* Begin *
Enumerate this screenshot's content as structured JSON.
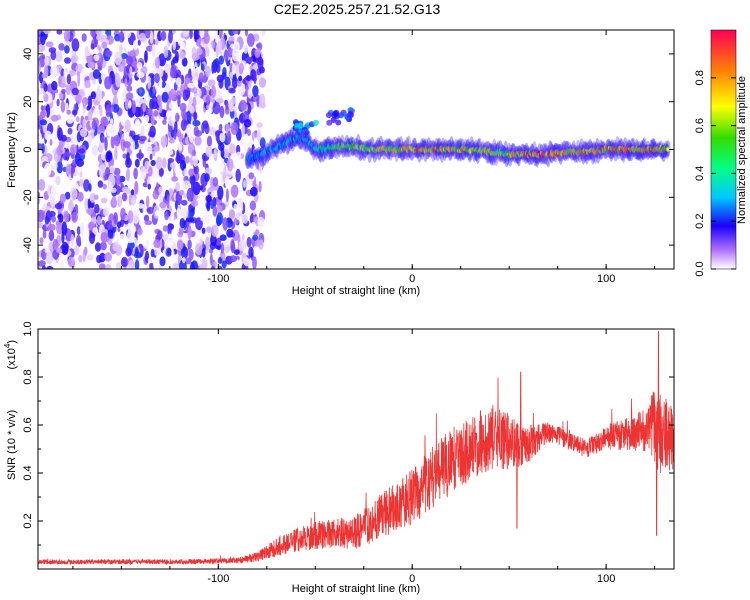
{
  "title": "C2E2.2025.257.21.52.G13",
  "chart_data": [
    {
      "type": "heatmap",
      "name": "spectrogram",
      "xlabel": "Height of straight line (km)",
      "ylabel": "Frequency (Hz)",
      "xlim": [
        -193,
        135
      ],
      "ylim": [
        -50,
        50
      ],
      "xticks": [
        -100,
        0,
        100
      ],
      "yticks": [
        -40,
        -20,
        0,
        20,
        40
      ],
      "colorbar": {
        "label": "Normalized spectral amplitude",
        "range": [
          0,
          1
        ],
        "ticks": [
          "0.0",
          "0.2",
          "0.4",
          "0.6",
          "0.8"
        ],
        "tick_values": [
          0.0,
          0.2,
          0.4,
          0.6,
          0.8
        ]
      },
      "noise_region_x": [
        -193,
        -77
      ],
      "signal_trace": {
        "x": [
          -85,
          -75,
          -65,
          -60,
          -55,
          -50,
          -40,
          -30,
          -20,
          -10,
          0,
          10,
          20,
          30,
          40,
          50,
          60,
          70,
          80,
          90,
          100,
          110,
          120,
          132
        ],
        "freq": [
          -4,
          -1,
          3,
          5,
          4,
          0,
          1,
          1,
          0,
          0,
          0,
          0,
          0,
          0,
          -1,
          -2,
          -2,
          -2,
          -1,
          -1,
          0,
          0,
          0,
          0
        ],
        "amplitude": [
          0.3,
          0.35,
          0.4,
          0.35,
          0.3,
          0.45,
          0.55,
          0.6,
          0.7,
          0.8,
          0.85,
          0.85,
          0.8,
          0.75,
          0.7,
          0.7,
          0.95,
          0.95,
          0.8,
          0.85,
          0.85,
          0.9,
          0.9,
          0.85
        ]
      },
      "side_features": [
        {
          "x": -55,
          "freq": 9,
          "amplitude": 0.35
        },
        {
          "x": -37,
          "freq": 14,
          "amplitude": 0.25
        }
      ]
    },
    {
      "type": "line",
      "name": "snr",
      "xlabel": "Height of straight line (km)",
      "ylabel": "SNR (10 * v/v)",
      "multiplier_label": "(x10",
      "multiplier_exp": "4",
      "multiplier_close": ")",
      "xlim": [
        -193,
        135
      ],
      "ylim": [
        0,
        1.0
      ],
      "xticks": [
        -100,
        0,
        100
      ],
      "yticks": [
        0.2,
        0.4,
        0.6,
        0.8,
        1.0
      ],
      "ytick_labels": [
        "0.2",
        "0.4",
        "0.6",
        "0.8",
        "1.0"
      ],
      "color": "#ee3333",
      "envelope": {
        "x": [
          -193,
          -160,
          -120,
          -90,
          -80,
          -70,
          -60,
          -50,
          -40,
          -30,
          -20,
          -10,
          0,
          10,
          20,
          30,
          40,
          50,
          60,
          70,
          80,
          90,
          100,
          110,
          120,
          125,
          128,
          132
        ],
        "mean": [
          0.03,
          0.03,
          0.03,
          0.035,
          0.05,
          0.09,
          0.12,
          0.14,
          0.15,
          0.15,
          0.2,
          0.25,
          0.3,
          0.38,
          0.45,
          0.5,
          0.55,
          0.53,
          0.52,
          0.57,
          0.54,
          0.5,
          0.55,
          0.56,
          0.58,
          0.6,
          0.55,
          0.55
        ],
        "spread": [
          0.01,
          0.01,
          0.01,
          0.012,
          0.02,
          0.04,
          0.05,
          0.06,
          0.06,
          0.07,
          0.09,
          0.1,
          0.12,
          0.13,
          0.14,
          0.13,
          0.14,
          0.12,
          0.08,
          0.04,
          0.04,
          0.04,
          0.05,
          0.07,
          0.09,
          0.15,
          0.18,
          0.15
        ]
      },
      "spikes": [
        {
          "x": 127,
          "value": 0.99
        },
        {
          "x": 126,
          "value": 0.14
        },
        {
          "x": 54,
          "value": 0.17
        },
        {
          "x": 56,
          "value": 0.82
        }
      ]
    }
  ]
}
* End *
* Begin *
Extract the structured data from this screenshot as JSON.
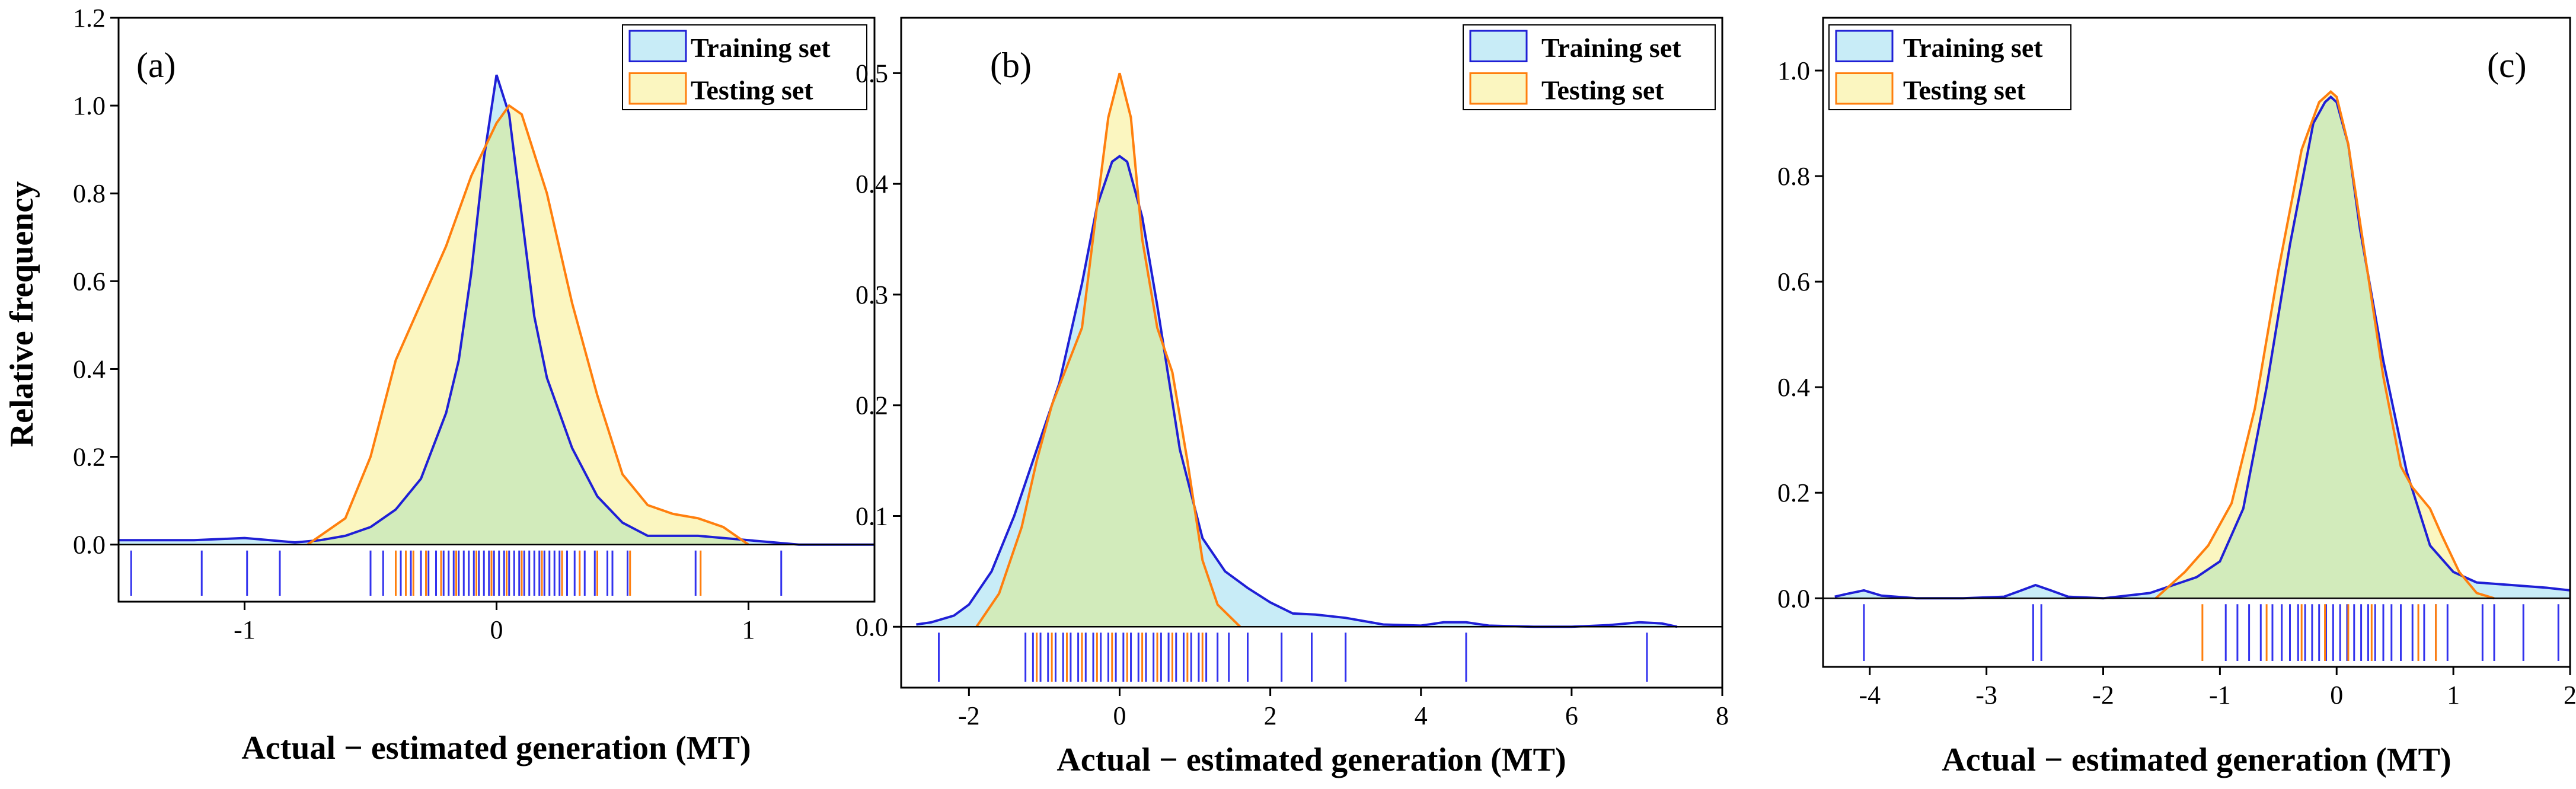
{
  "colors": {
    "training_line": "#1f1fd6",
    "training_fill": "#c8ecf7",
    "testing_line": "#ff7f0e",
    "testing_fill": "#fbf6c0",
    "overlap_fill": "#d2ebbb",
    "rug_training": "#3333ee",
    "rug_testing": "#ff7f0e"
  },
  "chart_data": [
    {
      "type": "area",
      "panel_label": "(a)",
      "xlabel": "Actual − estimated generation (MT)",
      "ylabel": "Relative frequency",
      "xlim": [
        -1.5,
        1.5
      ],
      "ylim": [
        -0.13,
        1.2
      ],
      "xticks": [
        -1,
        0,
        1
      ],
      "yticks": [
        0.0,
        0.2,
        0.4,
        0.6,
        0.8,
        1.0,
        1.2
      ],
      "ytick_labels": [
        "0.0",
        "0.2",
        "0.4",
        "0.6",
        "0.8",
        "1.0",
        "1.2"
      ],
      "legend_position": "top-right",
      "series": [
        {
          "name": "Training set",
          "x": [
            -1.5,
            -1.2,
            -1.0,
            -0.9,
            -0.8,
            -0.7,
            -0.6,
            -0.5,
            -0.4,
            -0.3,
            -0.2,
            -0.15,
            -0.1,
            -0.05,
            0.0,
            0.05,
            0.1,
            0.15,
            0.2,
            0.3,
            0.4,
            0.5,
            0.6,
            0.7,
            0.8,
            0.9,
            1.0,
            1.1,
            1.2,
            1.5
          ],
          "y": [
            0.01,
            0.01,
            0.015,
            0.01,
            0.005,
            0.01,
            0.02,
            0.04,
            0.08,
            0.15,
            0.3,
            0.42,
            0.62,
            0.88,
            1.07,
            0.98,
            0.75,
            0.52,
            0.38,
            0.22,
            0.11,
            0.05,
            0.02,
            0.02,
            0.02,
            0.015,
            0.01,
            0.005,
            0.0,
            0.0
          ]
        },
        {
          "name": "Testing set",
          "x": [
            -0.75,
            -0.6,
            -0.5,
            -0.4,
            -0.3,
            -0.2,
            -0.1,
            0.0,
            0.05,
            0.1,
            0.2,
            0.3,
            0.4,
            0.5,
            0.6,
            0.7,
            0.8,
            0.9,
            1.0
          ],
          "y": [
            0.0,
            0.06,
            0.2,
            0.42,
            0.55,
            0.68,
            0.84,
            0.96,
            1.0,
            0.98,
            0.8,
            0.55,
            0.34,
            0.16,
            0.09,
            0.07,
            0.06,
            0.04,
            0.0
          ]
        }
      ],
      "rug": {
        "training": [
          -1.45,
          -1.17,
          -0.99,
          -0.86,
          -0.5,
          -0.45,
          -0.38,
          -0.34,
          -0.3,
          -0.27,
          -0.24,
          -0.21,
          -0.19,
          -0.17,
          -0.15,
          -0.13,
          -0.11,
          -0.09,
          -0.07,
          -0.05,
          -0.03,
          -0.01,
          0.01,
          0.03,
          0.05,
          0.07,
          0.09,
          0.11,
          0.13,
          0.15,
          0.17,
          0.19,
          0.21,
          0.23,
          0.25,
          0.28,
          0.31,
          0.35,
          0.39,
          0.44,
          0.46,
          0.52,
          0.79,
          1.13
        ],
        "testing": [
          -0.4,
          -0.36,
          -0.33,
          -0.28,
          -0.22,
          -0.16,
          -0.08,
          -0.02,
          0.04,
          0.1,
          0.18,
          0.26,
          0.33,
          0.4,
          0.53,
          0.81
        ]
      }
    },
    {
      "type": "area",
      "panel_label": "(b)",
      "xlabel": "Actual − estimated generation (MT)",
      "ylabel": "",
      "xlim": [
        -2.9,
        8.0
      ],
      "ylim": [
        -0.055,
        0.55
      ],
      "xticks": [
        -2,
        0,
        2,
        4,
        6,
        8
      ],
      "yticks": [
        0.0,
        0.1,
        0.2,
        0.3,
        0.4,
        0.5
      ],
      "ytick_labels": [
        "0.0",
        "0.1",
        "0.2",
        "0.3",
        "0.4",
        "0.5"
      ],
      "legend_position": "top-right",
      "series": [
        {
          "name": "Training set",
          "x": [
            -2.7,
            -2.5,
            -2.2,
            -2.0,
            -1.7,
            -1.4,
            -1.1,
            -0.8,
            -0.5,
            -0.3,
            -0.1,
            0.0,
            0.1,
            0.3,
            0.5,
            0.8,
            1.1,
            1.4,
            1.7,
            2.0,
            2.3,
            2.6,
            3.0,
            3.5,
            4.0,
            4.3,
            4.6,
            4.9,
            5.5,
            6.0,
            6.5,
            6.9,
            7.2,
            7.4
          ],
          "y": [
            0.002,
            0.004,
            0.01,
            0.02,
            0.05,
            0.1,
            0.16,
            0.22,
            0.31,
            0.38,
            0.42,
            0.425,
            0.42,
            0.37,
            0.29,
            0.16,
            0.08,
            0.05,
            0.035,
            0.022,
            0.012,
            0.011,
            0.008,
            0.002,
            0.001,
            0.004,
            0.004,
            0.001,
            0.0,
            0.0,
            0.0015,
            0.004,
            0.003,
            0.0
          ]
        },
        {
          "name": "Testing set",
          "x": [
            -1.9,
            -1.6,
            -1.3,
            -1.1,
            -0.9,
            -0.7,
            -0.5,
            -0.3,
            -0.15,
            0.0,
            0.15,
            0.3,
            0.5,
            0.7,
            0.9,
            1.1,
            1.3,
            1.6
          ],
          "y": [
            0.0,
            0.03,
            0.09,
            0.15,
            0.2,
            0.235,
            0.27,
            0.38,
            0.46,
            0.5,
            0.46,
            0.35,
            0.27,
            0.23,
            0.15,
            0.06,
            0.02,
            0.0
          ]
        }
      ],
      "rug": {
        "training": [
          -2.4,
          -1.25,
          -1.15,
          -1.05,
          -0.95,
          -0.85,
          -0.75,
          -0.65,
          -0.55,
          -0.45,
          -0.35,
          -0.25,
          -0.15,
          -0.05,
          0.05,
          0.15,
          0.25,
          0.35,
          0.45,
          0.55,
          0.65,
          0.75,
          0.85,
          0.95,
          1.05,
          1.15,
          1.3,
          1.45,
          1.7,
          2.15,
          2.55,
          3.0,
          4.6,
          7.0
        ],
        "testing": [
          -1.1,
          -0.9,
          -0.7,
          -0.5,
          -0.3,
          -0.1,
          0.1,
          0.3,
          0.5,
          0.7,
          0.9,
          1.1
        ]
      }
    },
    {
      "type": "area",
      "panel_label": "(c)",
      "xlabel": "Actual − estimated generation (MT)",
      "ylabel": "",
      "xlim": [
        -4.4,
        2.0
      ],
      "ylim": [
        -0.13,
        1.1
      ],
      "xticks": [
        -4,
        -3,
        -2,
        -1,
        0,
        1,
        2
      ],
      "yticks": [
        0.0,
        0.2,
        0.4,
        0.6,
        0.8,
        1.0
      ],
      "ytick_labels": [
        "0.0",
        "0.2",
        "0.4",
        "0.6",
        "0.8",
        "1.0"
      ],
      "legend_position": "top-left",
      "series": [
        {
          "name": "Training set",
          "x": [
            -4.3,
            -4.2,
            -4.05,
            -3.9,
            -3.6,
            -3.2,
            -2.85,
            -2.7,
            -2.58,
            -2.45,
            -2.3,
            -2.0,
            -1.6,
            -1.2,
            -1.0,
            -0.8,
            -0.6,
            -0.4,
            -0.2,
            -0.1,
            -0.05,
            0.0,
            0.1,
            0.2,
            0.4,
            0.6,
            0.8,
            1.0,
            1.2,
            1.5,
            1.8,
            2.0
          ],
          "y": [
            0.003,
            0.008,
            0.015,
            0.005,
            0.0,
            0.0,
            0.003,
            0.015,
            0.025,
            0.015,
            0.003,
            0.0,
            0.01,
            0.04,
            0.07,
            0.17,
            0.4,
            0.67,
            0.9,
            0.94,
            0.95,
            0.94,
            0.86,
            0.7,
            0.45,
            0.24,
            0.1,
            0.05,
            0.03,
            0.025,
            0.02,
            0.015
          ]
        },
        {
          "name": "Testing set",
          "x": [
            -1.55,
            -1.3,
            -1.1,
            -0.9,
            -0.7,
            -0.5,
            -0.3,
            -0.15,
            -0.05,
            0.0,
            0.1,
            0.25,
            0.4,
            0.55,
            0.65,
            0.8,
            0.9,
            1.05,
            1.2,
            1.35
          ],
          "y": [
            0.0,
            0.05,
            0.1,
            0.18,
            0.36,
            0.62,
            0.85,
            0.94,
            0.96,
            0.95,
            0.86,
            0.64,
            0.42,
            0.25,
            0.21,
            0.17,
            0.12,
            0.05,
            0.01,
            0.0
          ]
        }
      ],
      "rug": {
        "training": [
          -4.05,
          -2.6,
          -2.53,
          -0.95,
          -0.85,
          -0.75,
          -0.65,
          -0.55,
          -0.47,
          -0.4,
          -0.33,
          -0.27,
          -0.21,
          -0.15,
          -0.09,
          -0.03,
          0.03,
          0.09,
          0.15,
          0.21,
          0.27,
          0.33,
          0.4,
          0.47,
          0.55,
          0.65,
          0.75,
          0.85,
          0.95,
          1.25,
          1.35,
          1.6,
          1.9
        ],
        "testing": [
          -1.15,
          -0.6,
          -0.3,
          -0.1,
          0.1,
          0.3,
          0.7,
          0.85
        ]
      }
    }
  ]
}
* End *
The task: Say how many lines hold the word "screenshot", giving the number and nothing else.

Result of the exercise: 2